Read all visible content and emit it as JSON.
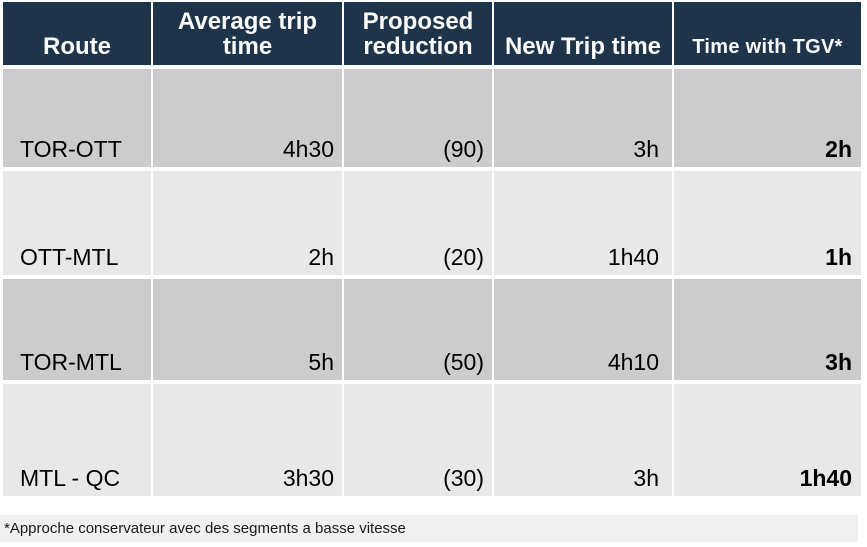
{
  "chart_data": {
    "type": "table",
    "columns": [
      "Route",
      "Average trip time",
      "Proposed reduction",
      "New Trip time",
      "Time with TGV*"
    ],
    "rows": [
      {
        "route": "TOR-OTT",
        "avg_trip_time": "4h30",
        "proposed_reduction": "(90)",
        "new_trip_time": "3h",
        "time_with_tgv": "2h"
      },
      {
        "route": "OTT-MTL",
        "avg_trip_time": "2h",
        "proposed_reduction": "(20)",
        "new_trip_time": "1h40",
        "time_with_tgv": "1h"
      },
      {
        "route": "TOR-MTL",
        "avg_trip_time": "5h",
        "proposed_reduction": "(50)",
        "new_trip_time": "4h10",
        "time_with_tgv": "3h"
      },
      {
        "route": "MTL - QC",
        "avg_trip_time": "3h30",
        "proposed_reduction": "(30)",
        "new_trip_time": "3h",
        "time_with_tgv": "1h40"
      }
    ],
    "footnote": "*Approche conservateur avec des segments a basse vitesse",
    "layout": "header row dark navy, data rows alternate dark/light gray, values bottom-aligned, last column bold"
  },
  "colors": {
    "header_bg": "#1F3449",
    "header_text": "#FAFAFA",
    "row_dark": "#CCCCCE",
    "row_light": "#E8E8EA",
    "footnote_bg": "#F0F0F1",
    "body_text": "#000000"
  }
}
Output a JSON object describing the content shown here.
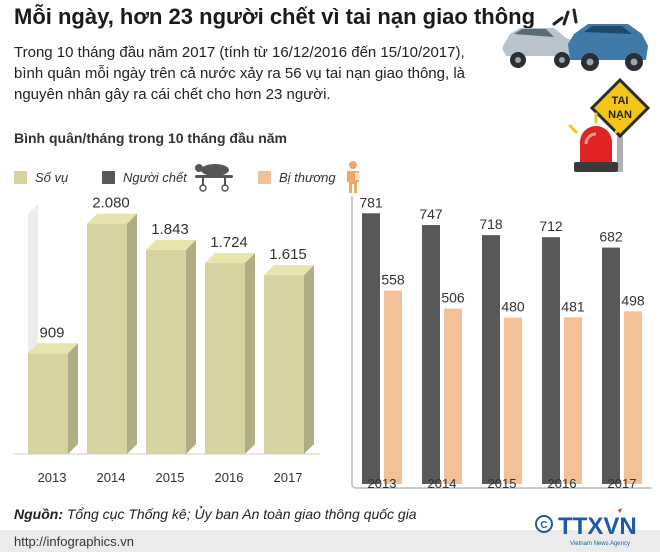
{
  "header": {
    "title": "Mỗi ngày, hơn 23 người chết vì tai nạn giao thông",
    "intro": "Trong 10 tháng đầu năm 2017 (tính từ 16/12/2016 đến 15/10/2017), bình quân mỗi ngày trên cả nước xảy ra 56 vụ tai nạn giao thông, là nguyên nhân gây ra cái chết cho hơn 23 người.",
    "subtitle": "Bình quân/tháng trong 10 tháng đầu năm"
  },
  "legend": {
    "items": [
      {
        "label": "Số vụ",
        "color": "#d7d3a1",
        "icon": "none"
      },
      {
        "label": "Người chết",
        "color": "#58585a",
        "icon": "stretcher-icon"
      },
      {
        "label": "Bị thương",
        "color": "#f2c197",
        "icon": "injured-person-icon"
      }
    ]
  },
  "illustration": {
    "sign_line1": "TAI",
    "sign_line2": "NẠN",
    "icons": [
      "car-crash-icon",
      "accident-sign-icon",
      "emergency-siren-icon"
    ]
  },
  "chart_data": [
    {
      "type": "bar",
      "categories": [
        "2013",
        "2014",
        "2015",
        "2016",
        "2017"
      ],
      "series": [
        {
          "name": "Số vụ",
          "color": "#d7d3a1",
          "values": [
            909,
            2080,
            1843,
            1724,
            1615
          ],
          "labels": [
            "909",
            "2.080",
            "1.843",
            "1.724",
            "1.615"
          ]
        }
      ],
      "ylim": [
        0,
        2400
      ],
      "grid": false,
      "style": "3d-bars"
    },
    {
      "type": "bar",
      "categories": [
        "2013",
        "2014",
        "2015",
        "2016",
        "2017"
      ],
      "series": [
        {
          "name": "Người chết",
          "color": "#58585a",
          "values": [
            781,
            747,
            718,
            712,
            682
          ],
          "labels": [
            "781",
            "747",
            "718",
            "712",
            "682"
          ]
        },
        {
          "name": "Bị thương",
          "color": "#f2c197",
          "values": [
            558,
            506,
            480,
            481,
            498
          ],
          "labels": [
            "558",
            "506",
            "480",
            "481",
            "498"
          ]
        }
      ],
      "ylim": [
        0,
        940
      ],
      "grid": false
    }
  ],
  "footer": {
    "source_label": "Nguồn:",
    "source_text": "Tổng cục Thống kê; Ủy ban An toàn giao thông quốc gia",
    "url": "http://infographics.vn",
    "logo_text": "TTXVN",
    "logo_sub": "Vietnam News Agency",
    "logo_icon": "copyright-icon"
  }
}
● ● ● ●
» **EXERCISE**:
All the records above need to be given again word for word. Skip the pictures.

» **PROBLEM SOLUTION**:
Read all visible content and emit it as JSON.
{
  "chart_data": {
    "type": "table",
    "columns": [
      "Route",
      "Average trip time",
      "Proposed reduction",
      "New Trip time",
      "Time with TGV*"
    ],
    "rows": [
      {
        "route": "TOR-OTT",
        "avg_trip_time": "4h30",
        "proposed_reduction": "(90)",
        "new_trip_time": "3h",
        "time_with_tgv": "2h"
      },
      {
        "route": "OTT-MTL",
        "avg_trip_time": "2h",
        "proposed_reduction": "(20)",
        "new_trip_time": "1h40",
        "time_with_tgv": "1h"
      },
      {
        "route": "TOR-MTL",
        "avg_trip_time": "5h",
        "proposed_reduction": "(50)",
        "new_trip_time": "4h10",
        "time_with_tgv": "3h"
      },
      {
        "route": "MTL - QC",
        "avg_trip_time": "3h30",
        "proposed_reduction": "(30)",
        "new_trip_time": "3h",
        "time_with_tgv": "1h40"
      }
    ],
    "footnote": "*Approche conservateur avec des segments a basse vitesse",
    "layout": "header row dark navy, data rows alternate dark/light gray, values bottom-aligned, last column bold"
  },
  "colors": {
    "header_bg": "#1F3449",
    "header_text": "#FAFAFA",
    "row_dark": "#CCCCCE",
    "row_light": "#E8E8EA",
    "footnote_bg": "#F0F0F1",
    "body_text": "#000000"
  }
}
Output a JSON object describing the content shown here.
{
  "header": {
    "title": "Mỗi ngày, hơn 23 người chết vì tai nạn giao thông",
    "intro": "Trong 10 tháng đầu năm 2017 (tính từ 16/12/2016 đến 15/10/2017), bình quân mỗi ngày trên cả nước xảy ra 56 vụ tai nạn giao thông, là nguyên nhân gây ra cái chết cho hơn 23 người.",
    "subtitle": "Bình quân/tháng trong 10 tháng đầu năm"
  },
  "legend": {
    "items": [
      {
        "label": "Số vụ",
        "color": "#d7d3a1",
        "icon": "none"
      },
      {
        "label": "Người chết",
        "color": "#58585a",
        "icon": "stretcher-icon"
      },
      {
        "label": "Bị thương",
        "color": "#f2c197",
        "icon": "injured-person-icon"
      }
    ]
  },
  "illustration": {
    "sign_line1": "TAI",
    "sign_line2": "NẠN",
    "icons": [
      "car-crash-icon",
      "accident-sign-icon",
      "emergency-siren-icon"
    ]
  },
  "chart_data": [
    {
      "type": "bar",
      "categories": [
        "2013",
        "2014",
        "2015",
        "2016",
        "2017"
      ],
      "series": [
        {
          "name": "Số vụ",
          "color": "#d7d3a1",
          "values": [
            909,
            2080,
            1843,
            1724,
            1615
          ],
          "labels": [
            "909",
            "2.080",
            "1.843",
            "1.724",
            "1.615"
          ]
        }
      ],
      "ylim": [
        0,
        2400
      ],
      "grid": false,
      "style": "3d-bars"
    },
    {
      "type": "bar",
      "categories": [
        "2013",
        "2014",
        "2015",
        "2016",
        "2017"
      ],
      "series": [
        {
          "name": "Người chết",
          "color": "#58585a",
          "values": [
            781,
            747,
            718,
            712,
            682
          ],
          "labels": [
            "781",
            "747",
            "718",
            "712",
            "682"
          ]
        },
        {
          "name": "Bị thương",
          "color": "#f2c197",
          "values": [
            558,
            506,
            480,
            481,
            498
          ],
          "labels": [
            "558",
            "506",
            "480",
            "481",
            "498"
          ]
        }
      ],
      "ylim": [
        0,
        940
      ],
      "grid": false
    }
  ],
  "footer": {
    "source_label": "Nguồn:",
    "source_text": "Tổng cục Thống kê; Ủy ban An toàn giao thông quốc gia",
    "url": "http://infographics.vn",
    "logo_text": "TTXVN",
    "logo_sub": "Vietnam News Agency",
    "logo_icon": "copyright-icon"
  }
}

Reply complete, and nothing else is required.